[Written request] Whenever a line contains the string "headline", copy it out of the entries.

=-=-=-=-=

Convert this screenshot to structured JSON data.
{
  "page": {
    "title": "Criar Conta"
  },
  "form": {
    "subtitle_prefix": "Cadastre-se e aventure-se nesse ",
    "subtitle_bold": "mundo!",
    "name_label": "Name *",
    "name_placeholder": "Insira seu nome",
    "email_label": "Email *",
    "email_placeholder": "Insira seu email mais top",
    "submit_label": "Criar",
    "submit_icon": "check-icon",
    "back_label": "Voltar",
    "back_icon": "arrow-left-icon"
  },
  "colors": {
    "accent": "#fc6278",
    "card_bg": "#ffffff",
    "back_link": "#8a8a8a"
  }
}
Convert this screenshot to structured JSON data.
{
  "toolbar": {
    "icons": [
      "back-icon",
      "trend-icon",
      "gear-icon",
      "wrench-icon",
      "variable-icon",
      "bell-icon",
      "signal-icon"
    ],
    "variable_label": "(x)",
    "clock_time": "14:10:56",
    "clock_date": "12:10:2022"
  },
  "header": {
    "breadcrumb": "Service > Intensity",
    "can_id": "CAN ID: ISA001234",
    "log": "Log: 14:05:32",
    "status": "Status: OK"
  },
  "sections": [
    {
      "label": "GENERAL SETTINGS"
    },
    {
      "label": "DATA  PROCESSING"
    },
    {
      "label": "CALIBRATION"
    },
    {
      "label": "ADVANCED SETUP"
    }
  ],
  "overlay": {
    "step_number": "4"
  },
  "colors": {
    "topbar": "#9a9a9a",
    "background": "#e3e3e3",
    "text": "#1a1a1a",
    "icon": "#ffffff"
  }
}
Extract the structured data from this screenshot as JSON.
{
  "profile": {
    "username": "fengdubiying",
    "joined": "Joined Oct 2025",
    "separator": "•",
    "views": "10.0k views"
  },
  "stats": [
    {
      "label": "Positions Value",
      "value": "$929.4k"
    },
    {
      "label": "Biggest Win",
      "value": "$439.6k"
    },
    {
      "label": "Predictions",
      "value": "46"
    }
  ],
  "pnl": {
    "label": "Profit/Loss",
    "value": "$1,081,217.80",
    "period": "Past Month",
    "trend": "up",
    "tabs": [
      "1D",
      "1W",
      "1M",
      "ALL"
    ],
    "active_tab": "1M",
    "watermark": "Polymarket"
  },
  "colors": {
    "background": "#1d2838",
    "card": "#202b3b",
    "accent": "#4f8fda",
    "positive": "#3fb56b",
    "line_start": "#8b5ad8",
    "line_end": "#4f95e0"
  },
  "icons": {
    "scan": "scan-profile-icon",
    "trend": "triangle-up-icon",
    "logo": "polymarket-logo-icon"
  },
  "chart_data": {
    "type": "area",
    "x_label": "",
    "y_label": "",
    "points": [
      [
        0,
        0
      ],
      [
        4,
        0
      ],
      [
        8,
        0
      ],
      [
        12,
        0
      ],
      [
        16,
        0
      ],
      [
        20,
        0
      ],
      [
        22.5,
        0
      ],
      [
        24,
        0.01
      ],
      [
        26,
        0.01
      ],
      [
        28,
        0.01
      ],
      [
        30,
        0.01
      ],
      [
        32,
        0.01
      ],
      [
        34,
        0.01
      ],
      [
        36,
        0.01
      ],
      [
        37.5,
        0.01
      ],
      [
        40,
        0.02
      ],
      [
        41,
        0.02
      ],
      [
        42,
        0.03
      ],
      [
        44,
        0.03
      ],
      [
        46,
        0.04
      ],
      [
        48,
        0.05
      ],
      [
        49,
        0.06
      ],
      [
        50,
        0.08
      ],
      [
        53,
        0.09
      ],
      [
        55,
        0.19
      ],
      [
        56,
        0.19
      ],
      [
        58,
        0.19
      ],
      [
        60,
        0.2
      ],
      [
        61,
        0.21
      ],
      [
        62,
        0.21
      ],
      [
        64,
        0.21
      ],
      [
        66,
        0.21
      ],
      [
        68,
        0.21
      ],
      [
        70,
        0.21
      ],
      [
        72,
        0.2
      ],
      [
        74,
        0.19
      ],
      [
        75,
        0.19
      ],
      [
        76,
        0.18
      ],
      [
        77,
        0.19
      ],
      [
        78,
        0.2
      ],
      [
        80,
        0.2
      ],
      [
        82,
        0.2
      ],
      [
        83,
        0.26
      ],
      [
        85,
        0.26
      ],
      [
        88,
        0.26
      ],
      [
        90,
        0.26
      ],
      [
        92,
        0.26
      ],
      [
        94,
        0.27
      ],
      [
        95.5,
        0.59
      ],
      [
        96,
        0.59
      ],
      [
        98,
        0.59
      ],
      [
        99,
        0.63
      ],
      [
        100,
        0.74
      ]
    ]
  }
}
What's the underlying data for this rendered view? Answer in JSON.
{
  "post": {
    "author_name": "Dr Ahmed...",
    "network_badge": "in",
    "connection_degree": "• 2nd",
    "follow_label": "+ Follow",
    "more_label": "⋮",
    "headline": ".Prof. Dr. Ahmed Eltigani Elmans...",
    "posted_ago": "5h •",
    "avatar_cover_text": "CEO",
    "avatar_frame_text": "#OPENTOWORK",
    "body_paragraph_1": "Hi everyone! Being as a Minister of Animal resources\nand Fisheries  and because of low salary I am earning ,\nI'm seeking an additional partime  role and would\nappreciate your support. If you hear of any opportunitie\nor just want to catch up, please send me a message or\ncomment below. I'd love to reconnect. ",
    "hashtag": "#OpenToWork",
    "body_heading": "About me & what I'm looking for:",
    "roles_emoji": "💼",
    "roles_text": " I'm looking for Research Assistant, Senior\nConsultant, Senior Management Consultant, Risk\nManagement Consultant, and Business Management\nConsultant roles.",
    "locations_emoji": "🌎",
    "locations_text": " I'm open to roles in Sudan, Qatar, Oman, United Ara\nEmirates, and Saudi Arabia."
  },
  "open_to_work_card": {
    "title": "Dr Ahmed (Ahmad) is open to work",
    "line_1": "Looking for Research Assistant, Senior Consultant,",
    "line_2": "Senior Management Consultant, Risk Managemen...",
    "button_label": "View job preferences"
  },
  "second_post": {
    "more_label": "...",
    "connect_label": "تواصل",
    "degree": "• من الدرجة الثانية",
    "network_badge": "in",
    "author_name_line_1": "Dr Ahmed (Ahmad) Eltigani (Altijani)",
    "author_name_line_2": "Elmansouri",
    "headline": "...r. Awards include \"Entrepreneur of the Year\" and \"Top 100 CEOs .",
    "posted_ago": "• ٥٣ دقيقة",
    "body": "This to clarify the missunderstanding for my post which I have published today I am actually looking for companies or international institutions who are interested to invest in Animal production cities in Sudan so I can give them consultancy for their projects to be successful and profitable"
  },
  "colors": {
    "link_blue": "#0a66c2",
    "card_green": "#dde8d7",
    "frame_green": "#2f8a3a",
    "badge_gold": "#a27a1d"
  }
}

=-=-=-=-=

[Worked answer]
    "headline": ".Prof. Dr. Ahmed Eltigani Elmans...",
    "headline": "...r. Awards include \"Entrepreneur of the Year\" and \"Top 100 CEOs .",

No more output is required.